• [To do] Drop the pictures, then extract the listing word for word.

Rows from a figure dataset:
-------

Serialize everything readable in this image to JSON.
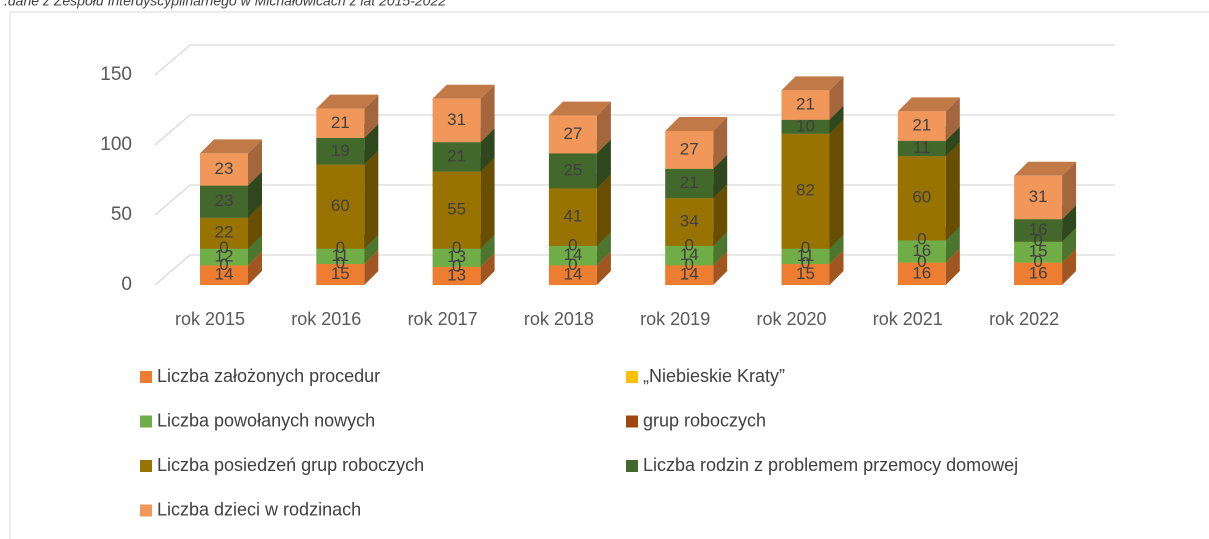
{
  "chart_data": {
    "type": "bar3d_stacked",
    "title": ".dane z Zespołu Interdyscyplinarnego w Michałowicach  z lat 2015-2022",
    "categories": [
      "rok 2015",
      "rok 2016",
      "rok 2017",
      "rok 2018",
      "rok 2019",
      "rok 2020",
      "rok 2021",
      "rok 2022"
    ],
    "series": [
      {
        "name": "Liczba założonych procedur",
        "color": "#ED7D31",
        "values": [
          14,
          15,
          13,
          14,
          14,
          15,
          16,
          16
        ]
      },
      {
        "name": "„Niebieskie Kraty”",
        "color": "#FFC000",
        "values": [
          0,
          0,
          0,
          0,
          0,
          0,
          0,
          0
        ]
      },
      {
        "name": "Liczba powołanych nowych",
        "color": "#70AD47",
        "values": [
          12,
          11,
          13,
          14,
          14,
          11,
          16,
          15
        ]
      },
      {
        "name": "grup roboczych",
        "color": "#9E480E",
        "values": [
          0,
          0,
          0,
          0,
          0,
          0,
          0,
          0
        ]
      },
      {
        "name": "Liczba posiedzeń grup roboczych",
        "color": "#997300",
        "values": [
          22,
          60,
          55,
          41,
          34,
          82,
          60,
          0
        ]
      },
      {
        "name": "Liczba rodzin z problemem przemocy domowej",
        "color": "#43682B",
        "values": [
          23,
          19,
          21,
          25,
          21,
          10,
          11,
          16
        ]
      },
      {
        "name": "Liczba dzieci w rodzinach",
        "color": "#F1975A",
        "values": [
          23,
          21,
          31,
          27,
          27,
          21,
          21,
          31
        ]
      }
    ],
    "ylim": [
      0,
      150
    ],
    "yticks": [
      0,
      50,
      100,
      150
    ],
    "grid": true,
    "legend": "bottom"
  }
}
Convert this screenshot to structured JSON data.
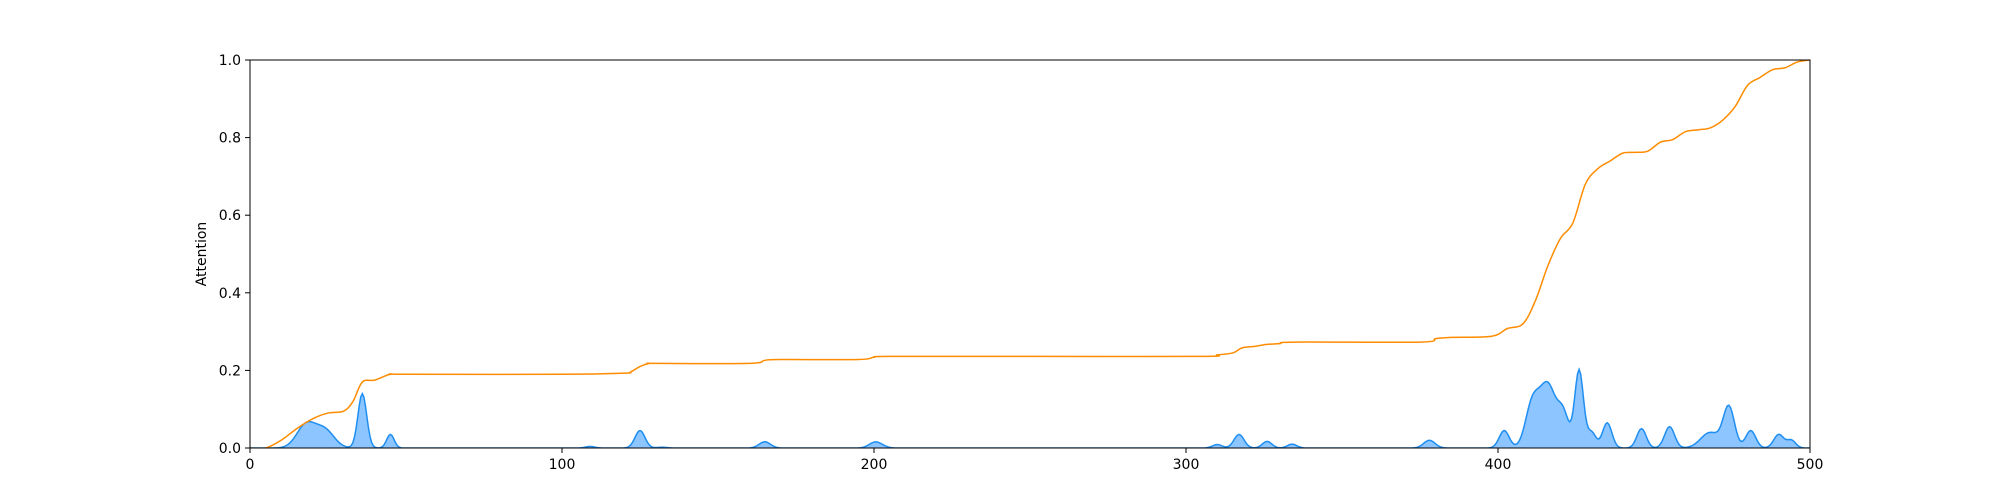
{
  "chart_data": {
    "type": "area",
    "title": "",
    "xlabel": "",
    "ylabel": "Attention",
    "xlim": [
      0,
      500
    ],
    "ylim": [
      0,
      1.0
    ],
    "xticks": [
      "0",
      "100",
      "200",
      "300",
      "400",
      "500"
    ],
    "yticks": [
      "0.0",
      "0.2",
      "0.4",
      "0.6",
      "0.8",
      "1.0"
    ],
    "grid": false,
    "legend": "none",
    "series": [
      {
        "kind": "attention-peaks",
        "color": "#1f8ef1",
        "fill": "#8cc5ff",
        "peaks": [
          [
            18,
            0.06,
            3
          ],
          [
            24,
            0.045,
            3
          ],
          [
            36,
            0.14,
            1.4
          ],
          [
            45,
            0.035,
            1.2
          ],
          [
            109,
            0.004,
            1.5
          ],
          [
            125,
            0.045,
            1.6
          ],
          [
            132,
            0.002,
            1.5
          ],
          [
            165,
            0.016,
            1.8
          ],
          [
            200,
            0.012,
            1.8
          ],
          [
            202,
            0.006,
            1.8
          ],
          [
            310,
            0.009,
            1.5
          ],
          [
            317,
            0.035,
            1.6
          ],
          [
            326,
            0.017,
            1.5
          ],
          [
            334,
            0.01,
            1.5
          ],
          [
            378,
            0.02,
            1.8
          ],
          [
            402,
            0.045,
            1.6
          ],
          [
            411,
            0.11,
            2.2
          ],
          [
            416,
            0.16,
            2.6
          ],
          [
            421,
            0.08,
            1.8
          ],
          [
            426,
            0.2,
            1.4
          ],
          [
            430,
            0.04,
            1.4
          ],
          [
            435,
            0.065,
            1.5
          ],
          [
            446,
            0.05,
            1.5
          ],
          [
            455,
            0.055,
            1.6
          ],
          [
            468,
            0.04,
            3
          ],
          [
            474,
            0.105,
            1.8
          ],
          [
            481,
            0.045,
            1.6
          ],
          [
            490,
            0.035,
            1.6
          ],
          [
            494,
            0.02,
            1.4
          ]
        ]
      },
      {
        "kind": "cumulative",
        "color": "#ff8c00",
        "x": [
          0,
          5,
          10,
          15,
          20,
          25,
          30,
          33,
          36,
          40,
          45,
          50,
          100,
          120,
          122,
          125,
          128,
          130,
          160,
          165,
          170,
          195,
          200,
          205,
          250,
          305,
          310,
          315,
          318,
          322,
          326,
          330,
          335,
          375,
          380,
          385,
          398,
          403,
          408,
          412,
          416,
          420,
          424,
          428,
          432,
          436,
          440,
          444,
          448,
          452,
          456,
          460,
          464,
          468,
          472,
          476,
          480,
          484,
          488,
          492,
          496,
          500
        ],
        "y": [
          0.0,
          0.0,
          0.02,
          0.05,
          0.075,
          0.09,
          0.095,
          0.12,
          0.17,
          0.175,
          0.19,
          0.19,
          0.19,
          0.193,
          0.196,
          0.21,
          0.218,
          0.218,
          0.218,
          0.226,
          0.228,
          0.228,
          0.234,
          0.236,
          0.236,
          0.236,
          0.24,
          0.245,
          0.258,
          0.262,
          0.267,
          0.269,
          0.273,
          0.273,
          0.282,
          0.285,
          0.288,
          0.308,
          0.32,
          0.38,
          0.47,
          0.54,
          0.58,
          0.68,
          0.72,
          0.74,
          0.76,
          0.762,
          0.765,
          0.788,
          0.795,
          0.815,
          0.82,
          0.825,
          0.845,
          0.88,
          0.935,
          0.955,
          0.975,
          0.98,
          0.995,
          1.0
        ]
      }
    ]
  }
}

-------

• [Task result]
Serialize everything readable in this image to JSON.
{
  "chart_data": {
    "type": "bar3d_stacked",
    "title": ".dane z Zespołu Interdyscyplinarnego w Michałowicach  z lat 2015-2022",
    "categories": [
      "rok 2015",
      "rok 2016",
      "rok 2017",
      "rok 2018",
      "rok 2019",
      "rok 2020",
      "rok 2021",
      "rok 2022"
    ],
    "series": [
      {
        "name": "Liczba założonych procedur",
        "color": "#ED7D31",
        "values": [
          14,
          15,
          13,
          14,
          14,
          15,
          16,
          16
        ]
      },
      {
        "name": "„Niebieskie Kraty”",
        "color": "#FFC000",
        "values": [
          0,
          0,
          0,
          0,
          0,
          0,
          0,
          0
        ]
      },
      {
        "name": "Liczba powołanych nowych",
        "color": "#70AD47",
        "values": [
          12,
          11,
          13,
          14,
          14,
          11,
          16,
          15
        ]
      },
      {
        "name": "grup roboczych",
        "color": "#9E480E",
        "values": [
          0,
          0,
          0,
          0,
          0,
          0,
          0,
          0
        ]
      },
      {
        "name": "Liczba posiedzeń grup roboczych",
        "color": "#997300",
        "values": [
          22,
          60,
          55,
          41,
          34,
          82,
          60,
          0
        ]
      },
      {
        "name": "Liczba rodzin z problemem przemocy domowej",
        "color": "#43682B",
        "values": [
          23,
          19,
          21,
          25,
          21,
          10,
          11,
          16
        ]
      },
      {
        "name": "Liczba dzieci w rodzinach",
        "color": "#F1975A",
        "values": [
          23,
          21,
          31,
          27,
          27,
          21,
          21,
          31
        ]
      }
    ],
    "ylim": [
      0,
      150
    ],
    "yticks": [
      0,
      50,
      100,
      150
    ],
    "grid": true,
    "legend": "bottom"
  }
}
Convert this screenshot to structured JSON data.
{
  "chart_data": {
    "type": "area",
    "title": "",
    "xlabel": "",
    "ylabel": "Attention",
    "xlim": [
      0,
      500
    ],
    "ylim": [
      0,
      1.0
    ],
    "xticks": [
      "0",
      "100",
      "200",
      "300",
      "400",
      "500"
    ],
    "yticks": [
      "0.0",
      "0.2",
      "0.4",
      "0.6",
      "0.8",
      "1.0"
    ],
    "grid": false,
    "legend": "none",
    "series": [
      {
        "kind": "attention-peaks",
        "color": "#1f8ef1",
        "fill": "#8cc5ff",
        "peaks": [
          [
            18,
            0.06,
            3
          ],
          [
            24,
            0.045,
            3
          ],
          [
            36,
            0.14,
            1.4
          ],
          [
            45,
            0.035,
            1.2
          ],
          [
            109,
            0.004,
            1.5
          ],
          [
            125,
            0.045,
            1.6
          ],
          [
            132,
            0.002,
            1.5
          ],
          [
            165,
            0.016,
            1.8
          ],
          [
            200,
            0.012,
            1.8
          ],
          [
            202,
            0.006,
            1.8
          ],
          [
            310,
            0.009,
            1.5
          ],
          [
            317,
            0.035,
            1.6
          ],
          [
            326,
            0.017,
            1.5
          ],
          [
            334,
            0.01,
            1.5
          ],
          [
            378,
            0.02,
            1.8
          ],
          [
            402,
            0.045,
            1.6
          ],
          [
            411,
            0.11,
            2.2
          ],
          [
            416,
            0.16,
            2.6
          ],
          [
            421,
            0.08,
            1.8
          ],
          [
            426,
            0.2,
            1.4
          ],
          [
            430,
            0.04,
            1.4
          ],
          [
            435,
            0.065,
            1.5
          ],
          [
            446,
            0.05,
            1.5
          ],
          [
            455,
            0.055,
            1.6
          ],
          [
            468,
            0.04,
            3
          ],
          [
            474,
            0.105,
            1.8
          ],
          [
            481,
            0.045,
            1.6
          ],
          [
            490,
            0.035,
            1.6
          ],
          [
            494,
            0.02,
            1.4
          ]
        ]
      },
      {
        "kind": "cumulative",
        "color": "#ff8c00",
        "x": [
          0,
          5,
          10,
          15,
          20,
          25,
          30,
          33,
          36,
          40,
          45,
          50,
          100,
          120,
          122,
          125,
          128,
          130,
          160,
          165,
          170,
          195,
          200,
          205,
          250,
          305,
          310,
          315,
          318,
          322,
          326,
          330,
          335,
          375,
          380,
          385,
          398,
          403,
          408,
          412,
          416,
          420,
          424,
          428,
          432,
          436,
          440,
          444,
          448,
          452,
          456,
          460,
          464,
          468,
          472,
          476,
          480,
          484,
          488,
          492,
          496,
          500
        ],
        "y": [
          0.0,
          0.0,
          0.02,
          0.05,
          0.075,
          0.09,
          0.095,
          0.12,
          0.17,
          0.175,
          0.19,
          0.19,
          0.19,
          0.193,
          0.196,
          0.21,
          0.218,
          0.218,
          0.218,
          0.226,
          0.228,
          0.228,
          0.234,
          0.236,
          0.236,
          0.236,
          0.24,
          0.245,
          0.258,
          0.262,
          0.267,
          0.269,
          0.273,
          0.273,
          0.282,
          0.285,
          0.288,
          0.308,
          0.32,
          0.38,
          0.47,
          0.54,
          0.58,
          0.68,
          0.72,
          0.74,
          0.76,
          0.762,
          0.765,
          0.788,
          0.795,
          0.815,
          0.82,
          0.825,
          0.845,
          0.88,
          0.935,
          0.955,
          0.975,
          0.98,
          0.995,
          1.0
        ]
      }
    ]
  }
}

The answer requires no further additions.